[Stored data entries]
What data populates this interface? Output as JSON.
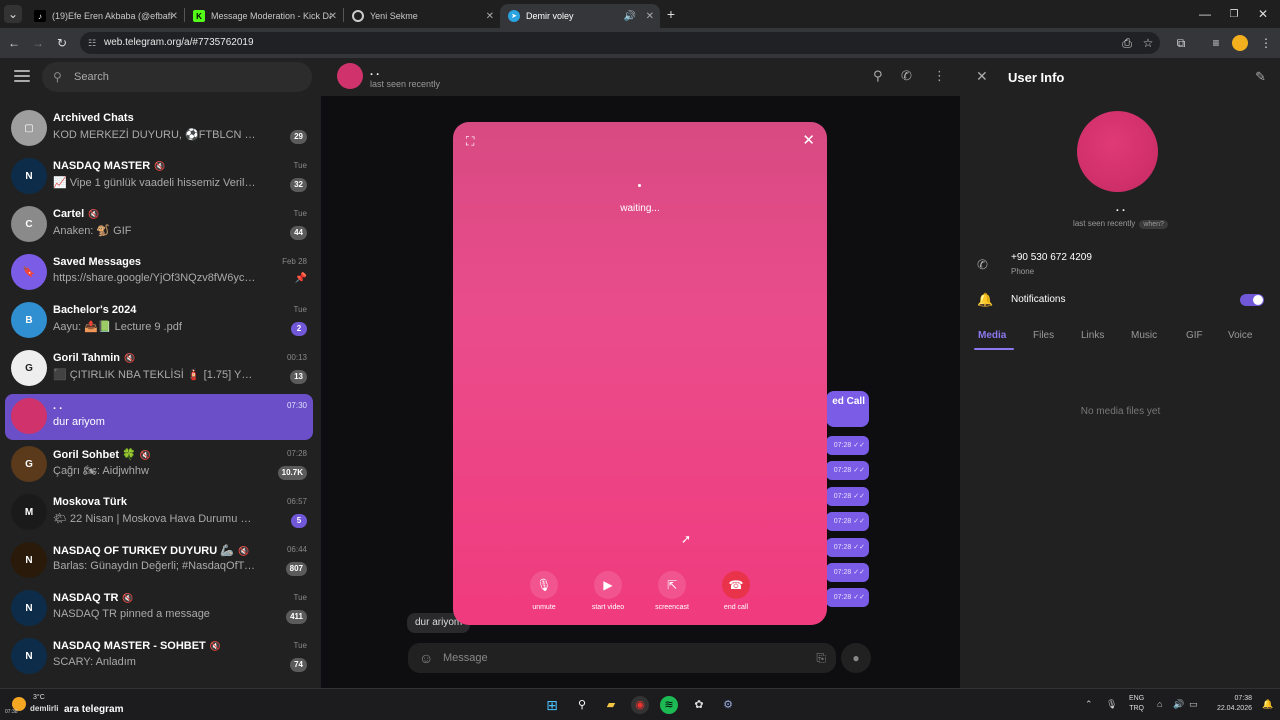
{
  "browser": {
    "tabs": [
      {
        "title": "(19)Efe Eren Akbaba (@efbafi) |",
        "favicon": "tiktok-icon"
      },
      {
        "title": "Message Moderation - Kick Da",
        "favicon": "kick-icon"
      },
      {
        "title": "Yeni Sekme",
        "favicon": "chrome-icon"
      },
      {
        "title": "Demir voley",
        "favicon": "telegram-icon"
      }
    ],
    "url": "web.telegram.org/a/#7735762019"
  },
  "sidebar": {
    "search_placeholder": "Search",
    "chats": [
      {
        "name": "Archived Chats",
        "message": "KOD MERKEZİ DUYURU, ⚽FTBLCN SOHBET, K...",
        "time": "",
        "badge": "29",
        "avatar_color": "#9e9e9e",
        "avatar_text": "▢"
      },
      {
        "name": "NASDAQ MASTER",
        "muted": true,
        "message": "📈 Vipe 1 günlük vaadeli hissemiz Verildi Min...",
        "time": "Tue",
        "badge": "32",
        "avatar_color": "#0d2c4a",
        "avatar_text": "N"
      },
      {
        "name": "Cartel",
        "muted": true,
        "message": "Anaken: 🐒 GIF",
        "time": "Tue",
        "badge": "44",
        "avatar_color": "#8a8a8a",
        "avatar_text": "C"
      },
      {
        "name": "Saved Messages",
        "message": "https://share.google/YjOf3NQzv8fW6ycpm",
        "time": "Feb 28",
        "badge": "",
        "pinned": true,
        "avatar_color": "#7b5ce6",
        "avatar_text": "🔖"
      },
      {
        "name": "Bachelor's 2024",
        "message": "Aayu: 📤📗 Lecture 9 .pdf",
        "time": "Tue",
        "badge": "2",
        "badge_blue": true,
        "avatar_color": "#2f8fd1",
        "avatar_text": "B"
      },
      {
        "name": "Goril Tahmin",
        "muted": true,
        "message": "⬛ ÇITIRLIK NBA TEKLİSİ 🧯 [1.75] Yüksek or...",
        "time": "00:13",
        "badge": "13",
        "avatar_color": "#eeeeee",
        "avatar_text": "G"
      },
      {
        "name": ". .",
        "message": "dur ariyom",
        "time": "07:30",
        "badge": "",
        "selected": true,
        "avatar_color": "#d0336b",
        "avatar_text": ""
      },
      {
        "name": "Goril Sohbet 🍀",
        "muted": true,
        "message": "Çağrı 🏍: Aidjwhhw",
        "time": "07:28",
        "badge": "10.7K",
        "avatar_color": "#5a3a1a",
        "avatar_text": "G"
      },
      {
        "name": "Moskova Türk",
        "message": "🌤 22 Nisan | Moskova Hava Durumu Sabah gü...",
        "time": "06:57",
        "badge": "5",
        "badge_blue": true,
        "avatar_color": "#1a1a1a",
        "avatar_text": "M"
      },
      {
        "name": "NASDAQ OF TURKEY DUYURU 🦾",
        "muted": true,
        "message": "Barlas: Günaydın Değerli; #NasdaqOfTurkey ...",
        "time": "06:44",
        "badge": "807",
        "avatar_color": "#2a1a0a",
        "avatar_text": "N"
      },
      {
        "name": "NASDAQ TR",
        "muted": true,
        "message": "NASDAQ TR pinned a message",
        "time": "Tue",
        "badge": "411",
        "avatar_color": "#0d2c4a",
        "avatar_text": "N"
      },
      {
        "name": "NASDAQ MASTER - SOHBET",
        "muted": true,
        "message": "SCARY: Anladım",
        "time": "Tue",
        "badge": "74",
        "avatar_color": "#0d2c4a",
        "avatar_text": "N"
      }
    ]
  },
  "chat": {
    "name": ". .",
    "status": "last seen recently",
    "bubble_title": "ed Call",
    "bubble_times": [
      "07:28",
      "07:28",
      "07:28",
      "07:28",
      "07:28",
      "07:28",
      "07:28"
    ],
    "last_message": "dur ariyom",
    "composer_placeholder": "Message"
  },
  "call": {
    "status": "waiting...",
    "buttons": [
      {
        "label": "unmute",
        "icon": "microphone-icon"
      },
      {
        "label": "start video",
        "icon": "video-camera-icon"
      },
      {
        "label": "screencast",
        "icon": "screencast-icon"
      },
      {
        "label": "end call",
        "icon": "hangup-icon"
      }
    ]
  },
  "user_info": {
    "title": "User Info",
    "name": ". .",
    "status": "last seen recently",
    "when": "when?",
    "phone": "+90 530 672 4209",
    "phone_label": "Phone",
    "notifications_label": "Notifications",
    "notifications_on": true,
    "tabs": [
      "Media",
      "Files",
      "Links",
      "Music",
      "GIF",
      "Voice"
    ],
    "active_tab": "Media",
    "empty_text": "No media files yet"
  },
  "taskbar": {
    "temperature": "3°C",
    "weather_text": "demlirli",
    "search_text": "ara telegram",
    "time_small": "07:38",
    "lang_top": "ENG",
    "lang_bottom": "TRQ",
    "clock_time": "07:38",
    "clock_date": "22.04.2026"
  }
}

DIRECTION
Leave the pictures out and reproduce all of the records exactly.

EXERCISE SOLUTION
What data populates this interface? Output as JSON.
{
  "browser": {
    "tabs": [
      {
        "title": "(19)Efe Eren Akbaba (@efbafi) |",
        "favicon": "tiktok-icon"
      },
      {
        "title": "Message Moderation - Kick Da",
        "favicon": "kick-icon"
      },
      {
        "title": "Yeni Sekme",
        "favicon": "chrome-icon"
      },
      {
        "title": "Demir voley",
        "favicon": "telegram-icon"
      }
    ],
    "url": "web.telegram.org/a/#7735762019"
  },
  "sidebar": {
    "search_placeholder": "Search",
    "chats": [
      {
        "name": "Archived Chats",
        "message": "KOD MERKEZİ DUYURU, ⚽FTBLCN SOHBET, K...",
        "time": "",
        "badge": "29",
        "avatar_color": "#9e9e9e",
        "avatar_text": "▢"
      },
      {
        "name": "NASDAQ MASTER",
        "muted": true,
        "message": "📈 Vipe 1 günlük vaadeli hissemiz Verildi Min...",
        "time": "Tue",
        "badge": "32",
        "avatar_color": "#0d2c4a",
        "avatar_text": "N"
      },
      {
        "name": "Cartel",
        "muted": true,
        "message": "Anaken: 🐒 GIF",
        "time": "Tue",
        "badge": "44",
        "avatar_color": "#8a8a8a",
        "avatar_text": "C"
      },
      {
        "name": "Saved Messages",
        "message": "https://share.google/YjOf3NQzv8fW6ycpm",
        "time": "Feb 28",
        "badge": "",
        "pinned": true,
        "avatar_color": "#7b5ce6",
        "avatar_text": "🔖"
      },
      {
        "name": "Bachelor's 2024",
        "message": "Aayu: 📤📗 Lecture 9 .pdf",
        "time": "Tue",
        "badge": "2",
        "badge_blue": true,
        "avatar_color": "#2f8fd1",
        "avatar_text": "B"
      },
      {
        "name": "Goril Tahmin",
        "muted": true,
        "message": "⬛ ÇITIRLIK NBA TEKLİSİ 🧯 [1.75] Yüksek or...",
        "time": "00:13",
        "badge": "13",
        "avatar_color": "#eeeeee",
        "avatar_text": "G"
      },
      {
        "name": ". .",
        "message": "dur ariyom",
        "time": "07:30",
        "badge": "",
        "selected": true,
        "avatar_color": "#d0336b",
        "avatar_text": ""
      },
      {
        "name": "Goril Sohbet 🍀",
        "muted": true,
        "message": "Çağrı 🏍: Aidjwhhw",
        "time": "07:28",
        "badge": "10.7K",
        "avatar_color": "#5a3a1a",
        "avatar_text": "G"
      },
      {
        "name": "Moskova Türk",
        "message": "🌤 22 Nisan | Moskova Hava Durumu Sabah gü...",
        "time": "06:57",
        "badge": "5",
        "badge_blue": true,
        "avatar_color": "#1a1a1a",
        "avatar_text": "M"
      },
      {
        "name": "NASDAQ OF TURKEY DUYURU 🦾",
        "muted": true,
        "message": "Barlas: Günaydın Değerli; #NasdaqOfTurkey ...",
        "time": "06:44",
        "badge": "807",
        "avatar_color": "#2a1a0a",
        "avatar_text": "N"
      },
      {
        "name": "NASDAQ TR",
        "muted": true,
        "message": "NASDAQ TR pinned a message",
        "time": "Tue",
        "badge": "411",
        "avatar_color": "#0d2c4a",
        "avatar_text": "N"
      },
      {
        "name": "NASDAQ MASTER - SOHBET",
        "muted": true,
        "message": "SCARY: Anladım",
        "time": "Tue",
        "badge": "74",
        "avatar_color": "#0d2c4a",
        "avatar_text": "N"
      }
    ]
  },
  "chat": {
    "name": ". .",
    "status": "last seen recently",
    "bubble_title": "ed Call",
    "bubble_times": [
      "07:28",
      "07:28",
      "07:28",
      "07:28",
      "07:28",
      "07:28",
      "07:28"
    ],
    "last_message": "dur ariyom",
    "composer_placeholder": "Message"
  },
  "call": {
    "status": "waiting...",
    "buttons": [
      {
        "label": "unmute",
        "icon": "microphone-icon"
      },
      {
        "label": "start video",
        "icon": "video-camera-icon"
      },
      {
        "label": "screencast",
        "icon": "screencast-icon"
      },
      {
        "label": "end call",
        "icon": "hangup-icon"
      }
    ]
  },
  "user_info": {
    "title": "User Info",
    "name": ". .",
    "status": "last seen recently",
    "when": "when?",
    "phone": "+90 530 672 4209",
    "phone_label": "Phone",
    "notifications_label": "Notifications",
    "notifications_on": true,
    "tabs": [
      "Media",
      "Files",
      "Links",
      "Music",
      "GIF",
      "Voice"
    ],
    "active_tab": "Media",
    "empty_text": "No media files yet"
  },
  "taskbar": {
    "temperature": "3°C",
    "weather_text": "demlirli",
    "search_text": "ara telegram",
    "time_small": "07:38",
    "lang_top": "ENG",
    "lang_bottom": "TRQ",
    "clock_time": "07:38",
    "clock_date": "22.04.2026"
  }
}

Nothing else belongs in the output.